■ Text to read ■
The Financial Times (FT) is a British English-language international daily newspaper with a special emphasis on business and economic news in the United Kingdom and internationally. The paper, published by Pearson PLC in London, was founded in 1888 by James Sheridan and Horatio Bottomley, and merged with its closest rival, the Financial News (which had been founded in 1884) in 1945.

The FT has an average daily readership of 2.2 million people worldwide (PwC audited figures, November 2011). FT.com has 4.5 million registered users and over 285,000 digital subscribers, as well as 600,000 paying users. FT Chinese has more than 1.7 million registered users.[3] The world editions of the Financial Times newspaper had a combined average daily circulation of 293,000 copies (88,000 for the UK edition), for the period 1–28 October 2012.[4] The average daily circulation of all the world editions, combined, of the Financial Times newspaper in August 2013 was 236 thousand copies.

Its closest rival is The Wall Street Journal, an American financial news publication published in New York City by News Corp.

History

The FT was launched as the London Financial Guide on 9 January 1888, renaming itself the Financial Times on 13 February the same year. Describing itself as the friend of "The Honest Financier and the Respectable Broker", it was a four-page journal. The readership was the financial community of the City of London, its only rival being the slightly older and more daring Financial News. On January 2, 1893, the FT turned light salmon pink to distinguish it from the similarly named Financial News. From initial rivalry, the two papers were merged by Brendan Bracken in 1945 to form a single six-page newspaper. The Financial Times brought a higher circulation while the Financial News provided editorial talent. Lex column was also introduced from Financial News.[5] Pearson bought the paper in 1957.[6]

Over the years, the newspaper grew in size, readership and breadth of coverage. It established correspondents in cities around the world, reflecting early moves in the world economy towards globalisation. As cross-border trade and capital flows increased during the 1970s, the FT began international expansion, facilitated by developments in technology and the growing acceptance of English as the language of business. On 1 January 1979, the first FT (Continental Europe's edition) was printed outside the UK, in Frankfurt. Since then, with increased international coverage, the FT has become a global newspaper, printed in 22 locations with five international editions to serve the UK, continental Europe, the U.S., Asia and the Middle East.[7]

The European edition is distributed in continental Europe and Africa. It is printed Monday to Saturday at five centres across Europe. Thanks to correspondents reporting from all the centres of Europe, the FT is regarded as the premier news source involving the European Union, the Euro, and European corporate affairs.[8]

In 1994 FT launched luxury lifestyle magazine How To Spend It. In 2009 The Financial Times launched How To Spend It magazine’s standalone website.[9]

On 13 May 1995 the Financial Times group made its first foray into the online world with the launch of FT.com. This provided a summary of news from around the globe and was supplemented in February 1996 with the launch of stock prices followed in spring 1996 by the second generation site. The site was funded by advertising and contributed to the online advertising market in the UK in the late 1990s. Between 1997 and 2000 the site underwent several revamps and changes of strategy as the FT Group and Pearson reacted to changes online. FT introduced subscription services in 2002.[10] FT.com is one of the few UK news sites successfully operating on subscriptions.

■ Input for this task ■
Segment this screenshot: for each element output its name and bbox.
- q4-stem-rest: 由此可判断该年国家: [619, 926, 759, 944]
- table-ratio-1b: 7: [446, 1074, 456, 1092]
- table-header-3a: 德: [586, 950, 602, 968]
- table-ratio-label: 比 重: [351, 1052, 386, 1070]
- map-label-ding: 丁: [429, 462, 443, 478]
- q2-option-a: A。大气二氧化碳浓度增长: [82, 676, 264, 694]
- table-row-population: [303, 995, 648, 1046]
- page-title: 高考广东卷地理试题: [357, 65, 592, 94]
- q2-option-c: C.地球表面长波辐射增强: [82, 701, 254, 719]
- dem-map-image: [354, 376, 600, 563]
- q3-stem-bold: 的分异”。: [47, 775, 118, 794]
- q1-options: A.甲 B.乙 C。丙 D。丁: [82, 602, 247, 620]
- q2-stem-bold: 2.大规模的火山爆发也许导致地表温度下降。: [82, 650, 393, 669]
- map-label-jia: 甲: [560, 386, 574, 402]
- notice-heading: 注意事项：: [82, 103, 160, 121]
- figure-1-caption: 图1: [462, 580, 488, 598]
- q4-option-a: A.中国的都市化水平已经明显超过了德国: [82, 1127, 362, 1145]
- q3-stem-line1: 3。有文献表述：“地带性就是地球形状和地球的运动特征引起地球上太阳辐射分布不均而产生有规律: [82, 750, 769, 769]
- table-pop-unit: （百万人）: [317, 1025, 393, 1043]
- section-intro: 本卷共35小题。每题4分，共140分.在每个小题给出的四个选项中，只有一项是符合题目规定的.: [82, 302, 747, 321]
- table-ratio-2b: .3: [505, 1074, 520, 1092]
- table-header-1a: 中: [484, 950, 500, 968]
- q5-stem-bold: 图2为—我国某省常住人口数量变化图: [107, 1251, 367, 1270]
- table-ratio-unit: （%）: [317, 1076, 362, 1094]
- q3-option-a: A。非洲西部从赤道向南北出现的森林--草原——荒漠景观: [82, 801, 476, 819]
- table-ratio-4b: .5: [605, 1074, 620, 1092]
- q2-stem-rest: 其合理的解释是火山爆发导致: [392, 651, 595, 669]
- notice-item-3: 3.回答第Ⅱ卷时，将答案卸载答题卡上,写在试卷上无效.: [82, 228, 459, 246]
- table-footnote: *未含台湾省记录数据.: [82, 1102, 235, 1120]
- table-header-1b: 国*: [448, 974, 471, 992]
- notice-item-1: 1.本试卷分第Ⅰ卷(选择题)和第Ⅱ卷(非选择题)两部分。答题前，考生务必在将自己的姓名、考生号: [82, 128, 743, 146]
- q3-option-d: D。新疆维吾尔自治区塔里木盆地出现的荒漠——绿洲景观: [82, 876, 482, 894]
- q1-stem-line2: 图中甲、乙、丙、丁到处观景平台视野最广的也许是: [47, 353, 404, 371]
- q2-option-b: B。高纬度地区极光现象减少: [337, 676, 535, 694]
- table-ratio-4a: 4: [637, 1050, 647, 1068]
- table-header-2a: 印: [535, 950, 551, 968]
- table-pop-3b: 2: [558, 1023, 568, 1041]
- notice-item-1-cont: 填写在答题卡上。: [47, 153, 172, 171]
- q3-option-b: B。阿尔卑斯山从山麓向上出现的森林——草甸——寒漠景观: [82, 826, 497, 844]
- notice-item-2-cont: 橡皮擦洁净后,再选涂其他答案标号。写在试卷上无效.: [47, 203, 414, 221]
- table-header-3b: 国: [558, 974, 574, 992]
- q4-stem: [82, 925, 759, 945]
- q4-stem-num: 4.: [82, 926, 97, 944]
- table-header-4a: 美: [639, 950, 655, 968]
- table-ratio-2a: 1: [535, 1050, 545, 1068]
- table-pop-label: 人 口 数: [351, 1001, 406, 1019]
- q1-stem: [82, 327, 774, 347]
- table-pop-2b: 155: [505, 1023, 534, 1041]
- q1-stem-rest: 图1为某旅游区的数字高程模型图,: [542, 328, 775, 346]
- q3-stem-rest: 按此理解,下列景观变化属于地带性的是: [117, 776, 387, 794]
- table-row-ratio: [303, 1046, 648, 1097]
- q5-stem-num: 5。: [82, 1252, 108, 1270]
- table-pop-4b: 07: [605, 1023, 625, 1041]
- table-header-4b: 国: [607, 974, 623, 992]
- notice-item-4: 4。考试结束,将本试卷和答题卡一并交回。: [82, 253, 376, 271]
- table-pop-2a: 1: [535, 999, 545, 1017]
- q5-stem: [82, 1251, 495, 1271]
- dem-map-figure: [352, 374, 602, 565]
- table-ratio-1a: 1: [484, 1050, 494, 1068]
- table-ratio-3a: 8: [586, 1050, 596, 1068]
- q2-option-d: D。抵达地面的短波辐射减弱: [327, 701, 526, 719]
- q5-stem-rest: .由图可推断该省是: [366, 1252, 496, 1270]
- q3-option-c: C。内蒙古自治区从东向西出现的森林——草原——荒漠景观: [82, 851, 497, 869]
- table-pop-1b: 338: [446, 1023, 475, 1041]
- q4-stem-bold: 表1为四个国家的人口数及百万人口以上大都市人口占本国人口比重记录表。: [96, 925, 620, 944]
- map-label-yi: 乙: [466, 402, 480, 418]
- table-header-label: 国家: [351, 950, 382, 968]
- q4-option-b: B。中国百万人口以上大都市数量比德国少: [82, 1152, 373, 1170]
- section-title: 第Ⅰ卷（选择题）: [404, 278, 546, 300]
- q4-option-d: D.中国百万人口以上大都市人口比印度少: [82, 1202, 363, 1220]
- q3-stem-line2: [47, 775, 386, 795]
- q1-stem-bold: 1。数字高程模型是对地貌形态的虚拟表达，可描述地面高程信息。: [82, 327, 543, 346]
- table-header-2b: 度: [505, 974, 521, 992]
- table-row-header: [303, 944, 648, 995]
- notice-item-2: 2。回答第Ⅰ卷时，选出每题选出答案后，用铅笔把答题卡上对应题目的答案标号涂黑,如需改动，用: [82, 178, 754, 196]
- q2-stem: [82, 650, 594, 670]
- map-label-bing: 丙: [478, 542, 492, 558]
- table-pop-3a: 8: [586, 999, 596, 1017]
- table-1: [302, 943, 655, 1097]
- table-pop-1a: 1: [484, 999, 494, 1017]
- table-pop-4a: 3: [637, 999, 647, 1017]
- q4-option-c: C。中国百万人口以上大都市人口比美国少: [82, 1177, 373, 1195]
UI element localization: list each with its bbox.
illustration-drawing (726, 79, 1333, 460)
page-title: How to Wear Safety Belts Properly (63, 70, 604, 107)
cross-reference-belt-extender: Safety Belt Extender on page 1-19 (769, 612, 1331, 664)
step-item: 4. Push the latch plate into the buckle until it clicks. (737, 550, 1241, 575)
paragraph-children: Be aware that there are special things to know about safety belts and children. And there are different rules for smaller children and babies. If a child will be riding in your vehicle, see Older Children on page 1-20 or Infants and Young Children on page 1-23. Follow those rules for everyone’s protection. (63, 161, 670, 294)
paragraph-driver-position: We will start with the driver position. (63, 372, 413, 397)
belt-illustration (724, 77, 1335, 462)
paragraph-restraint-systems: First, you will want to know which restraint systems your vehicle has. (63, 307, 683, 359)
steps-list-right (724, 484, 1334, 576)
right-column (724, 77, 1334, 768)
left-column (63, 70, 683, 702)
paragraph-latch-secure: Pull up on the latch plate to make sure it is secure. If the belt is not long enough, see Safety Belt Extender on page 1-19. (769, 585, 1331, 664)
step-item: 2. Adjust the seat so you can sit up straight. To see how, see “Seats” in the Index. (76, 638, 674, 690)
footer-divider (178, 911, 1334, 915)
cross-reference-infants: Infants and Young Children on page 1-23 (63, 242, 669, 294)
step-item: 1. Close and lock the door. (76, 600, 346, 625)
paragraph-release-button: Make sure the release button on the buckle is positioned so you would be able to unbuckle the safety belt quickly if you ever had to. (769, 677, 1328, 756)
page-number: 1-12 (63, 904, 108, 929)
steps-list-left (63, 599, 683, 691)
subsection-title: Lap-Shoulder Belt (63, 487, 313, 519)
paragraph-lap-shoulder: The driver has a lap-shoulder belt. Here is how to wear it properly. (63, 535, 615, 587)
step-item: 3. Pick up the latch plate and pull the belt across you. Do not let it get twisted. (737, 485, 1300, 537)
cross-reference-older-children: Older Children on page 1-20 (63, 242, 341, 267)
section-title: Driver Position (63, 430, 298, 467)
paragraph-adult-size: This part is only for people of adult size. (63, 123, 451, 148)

■ Set of tasks ■
1 – Answer these about the Financial Times text:
(a) In what year was the paper founded?
(b) In which city was the first FT printed outside the UK?
(c) What magazine did the FT launch in 1994?
2 – Please write out the records exactly, everything from the start of the records down to the line that contains "- table-row-population: [303, 995, 648, 1046]", with both of those lines included.
The text and the records come from separate, unrelated sources.

■ Expected responses ■
1 –
(a) 1888
(b) Frankfurt
(c) How To Spend It

2 –
Segment this screenshot: for each element output its name and bbox.
- q4-stem-rest: 由此可判断该年国家: [619, 926, 759, 944]
- table-ratio-1b: 7: [446, 1074, 456, 1092]
- table-header-3a: 德: [586, 950, 602, 968]
- table-ratio-label: 比 重: [351, 1052, 386, 1070]
- map-label-ding: 丁: [429, 462, 443, 478]
- q2-option-a: A。大气二氧化碳浓度增长: [82, 676, 264, 694]
- table-row-population: [303, 995, 648, 1046]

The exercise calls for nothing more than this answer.